Tasks to perform:
**1)** Check (a), (b), and (c) against the article on selling. For each, answer yes or no and quote the words of the article that decide it. (a) The article counts nodding or leaning forward as a buying signal. (b) The article calls the usual transactional signals unimportant. (c) The article says people generally vote with their time and/or their money.
**2)** Write what comes after the last line of the article on selling.

Provided passage:
Segment Open

So much selling advice is littered with complexity – here is one simple observation.
Every one of us is selling something every day. Sales people are pitching customers. CEO’s are convincing new hires to join the team or selling investors on putting money into the company vision. Even project managers are selling the rest of the team to stick to a plan.
But we all know that selling and closing are two different animals. There are many traits to great sellers. Whenever you are selling anything, you are trained to look for buying signals such as:
- Asking about price and payment options
- Asking when you can get started or when product would be delivered
- Physical cues such as nodding their head or leaning forward
These all sound like good – if not typical – sales training pieces of advice. These and many others can be found all around the Internet and almost all of the articles and books are addressing what I would term as more transactional selling.
This is important for all of us and I would encourage all of you to find ways to look for these signals regardless of your position or experience when faced with improving your transactional selling opportunities.
But today, I want to address something a little less tactical and maybe a little more focused on zen-like selling opportunities. These might include:
- Convincing someone to join your weekend cover band, or
- Getting buy-in on that hockey tournament in another city, or
- Opening up a dialog with a writer prospect to join a new community blog.
All of these are not life & death and most have a selling component but does not seem to be as critical as business selling. I believe there are many business-selling opportunities that feel like non-business critical selling.
So, when you are in these situations, should you look for the same transactional signals? I think there is a simpler approach when looking for buy-in from others.
I have found that in just about every one of these situations, people generally vote with their time and/or their money.
Looking for a buying signal, follow the actions of your prospect, if they write you a check or actually show up at your invite, you have closed the deal.
This article first appeared in INC.COM – find more of my articles there.

Segment Closed

Extracted entries:
Segment Open

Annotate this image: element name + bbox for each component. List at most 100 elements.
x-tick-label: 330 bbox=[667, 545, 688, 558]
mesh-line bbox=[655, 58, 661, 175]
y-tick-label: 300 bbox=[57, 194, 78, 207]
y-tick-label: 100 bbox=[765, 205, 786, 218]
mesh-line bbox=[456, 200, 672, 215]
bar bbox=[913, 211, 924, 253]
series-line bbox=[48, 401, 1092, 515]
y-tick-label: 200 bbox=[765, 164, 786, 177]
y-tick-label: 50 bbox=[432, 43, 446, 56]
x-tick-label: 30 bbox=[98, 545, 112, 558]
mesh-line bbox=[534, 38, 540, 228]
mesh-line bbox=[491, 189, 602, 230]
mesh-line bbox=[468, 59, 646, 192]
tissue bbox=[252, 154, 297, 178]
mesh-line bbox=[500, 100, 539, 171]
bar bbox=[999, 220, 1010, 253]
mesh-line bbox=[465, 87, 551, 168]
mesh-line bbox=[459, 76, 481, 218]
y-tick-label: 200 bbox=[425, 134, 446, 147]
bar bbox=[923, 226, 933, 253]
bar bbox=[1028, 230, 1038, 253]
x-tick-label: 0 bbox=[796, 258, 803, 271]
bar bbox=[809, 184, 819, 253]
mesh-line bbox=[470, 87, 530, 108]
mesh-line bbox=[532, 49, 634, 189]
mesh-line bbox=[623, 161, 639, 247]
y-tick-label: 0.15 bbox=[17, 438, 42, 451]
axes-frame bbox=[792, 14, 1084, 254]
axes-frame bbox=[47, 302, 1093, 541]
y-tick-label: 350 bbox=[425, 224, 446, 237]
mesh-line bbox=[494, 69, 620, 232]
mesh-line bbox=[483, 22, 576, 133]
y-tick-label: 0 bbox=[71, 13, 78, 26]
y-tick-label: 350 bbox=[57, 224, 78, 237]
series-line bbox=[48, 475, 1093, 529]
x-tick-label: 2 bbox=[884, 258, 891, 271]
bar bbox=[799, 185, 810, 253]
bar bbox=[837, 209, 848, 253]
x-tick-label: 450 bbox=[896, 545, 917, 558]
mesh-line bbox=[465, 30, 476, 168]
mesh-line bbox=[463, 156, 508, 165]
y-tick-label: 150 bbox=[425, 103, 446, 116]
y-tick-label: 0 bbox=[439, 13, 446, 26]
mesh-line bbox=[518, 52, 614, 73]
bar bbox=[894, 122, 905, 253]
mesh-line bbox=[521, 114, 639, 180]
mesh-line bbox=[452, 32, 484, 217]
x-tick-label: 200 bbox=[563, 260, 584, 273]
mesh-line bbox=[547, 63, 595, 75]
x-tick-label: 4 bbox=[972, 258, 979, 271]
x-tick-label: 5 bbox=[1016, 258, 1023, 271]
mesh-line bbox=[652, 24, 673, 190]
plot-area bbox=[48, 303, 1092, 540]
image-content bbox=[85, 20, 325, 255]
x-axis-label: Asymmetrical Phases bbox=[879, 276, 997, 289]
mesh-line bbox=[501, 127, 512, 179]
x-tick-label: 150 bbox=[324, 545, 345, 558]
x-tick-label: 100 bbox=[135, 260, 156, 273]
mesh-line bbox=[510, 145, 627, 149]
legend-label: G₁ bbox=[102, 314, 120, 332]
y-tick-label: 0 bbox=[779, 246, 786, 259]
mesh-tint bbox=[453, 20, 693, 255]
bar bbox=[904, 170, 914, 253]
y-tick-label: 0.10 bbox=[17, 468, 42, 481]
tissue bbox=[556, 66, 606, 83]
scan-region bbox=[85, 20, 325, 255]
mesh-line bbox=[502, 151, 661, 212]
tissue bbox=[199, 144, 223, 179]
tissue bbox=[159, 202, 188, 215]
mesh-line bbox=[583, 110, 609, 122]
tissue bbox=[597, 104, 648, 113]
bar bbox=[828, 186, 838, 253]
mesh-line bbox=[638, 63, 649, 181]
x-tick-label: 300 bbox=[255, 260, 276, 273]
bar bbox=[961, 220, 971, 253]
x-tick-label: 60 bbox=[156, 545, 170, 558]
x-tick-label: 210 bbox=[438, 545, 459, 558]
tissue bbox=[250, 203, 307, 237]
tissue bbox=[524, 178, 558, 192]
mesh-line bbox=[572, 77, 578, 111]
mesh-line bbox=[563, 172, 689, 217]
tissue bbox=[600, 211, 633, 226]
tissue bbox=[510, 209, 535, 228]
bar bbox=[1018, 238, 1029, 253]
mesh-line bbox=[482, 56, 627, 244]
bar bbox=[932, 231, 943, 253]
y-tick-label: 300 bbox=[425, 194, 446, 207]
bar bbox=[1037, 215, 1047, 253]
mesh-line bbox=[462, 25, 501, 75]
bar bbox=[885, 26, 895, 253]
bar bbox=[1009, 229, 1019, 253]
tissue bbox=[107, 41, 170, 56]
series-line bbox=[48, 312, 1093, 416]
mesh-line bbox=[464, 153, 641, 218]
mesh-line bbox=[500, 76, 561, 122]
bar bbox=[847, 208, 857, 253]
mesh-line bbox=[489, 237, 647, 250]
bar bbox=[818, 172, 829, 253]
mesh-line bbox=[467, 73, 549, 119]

Segment Closed

Your responses:
**1)**
(a) Yes: "Physical cues such as nodding their head or leaning forward"
(b) No: "This is important for all of us"
(c) Yes: "people generally vote with their time and/or their money"

**2)**
I read through your piece on what makes for a good startup CEO and several others. My business (prospectively) is the cannabis industry – specifically Industrial Hemp – which has applications in food, clothing, processing, and medicine. This “signal” you’re talking about is familiar, I have seen it in many of the people I have discussed this with. There’s an affection for CBD oil in cancer survivors which I haven’t seen for anything else in other group. I honestly thought that the choice of industry was a winner. An innate winner. Yet, I can’t get within arm’s length of anyone who actually invests in businesses professionally.
My background was clinical labwork and science in undergrad and I am now in law school. I think I’m doing this thing you’re describing, but I’m clearly not doing it properly. Maybe it’s time for me to admit that I just don’t have the capacity for fundraising and pass the baton to someone else. Having an actual team would be great, but I was planning on handling the core components of the start up myself and hiring a consulting firm (MJ Freeway) for the pricepoint and sales model components of the business.
As you say, time is the most valuable thing. I wanted to take this summer to incorporate and begin production. Every week I have spent without any payout feels like a weight. I see massive companies out in California, Colorado, an Arizona maneuvering to get into the market I have been watching.
I won’t carry on, you have likely gotten the gist of my problem. I’ll keep reading through your posts and see what I can learn. My book-stack is already rather overwhelming, with classes, law review stuff, and barprep, but establishing a company is my primary concern. Any advice you have will be so very welcome.
Daniel – thanks for reaching out.
My first thought is that you are trying to engineer a blockbuster instead of building a business. Think crawl-walk-run instead of the big swing. How can you get some momentum and sone validation for your idea first? With those in hand, investors will see less risk and start taking your calls and meetings.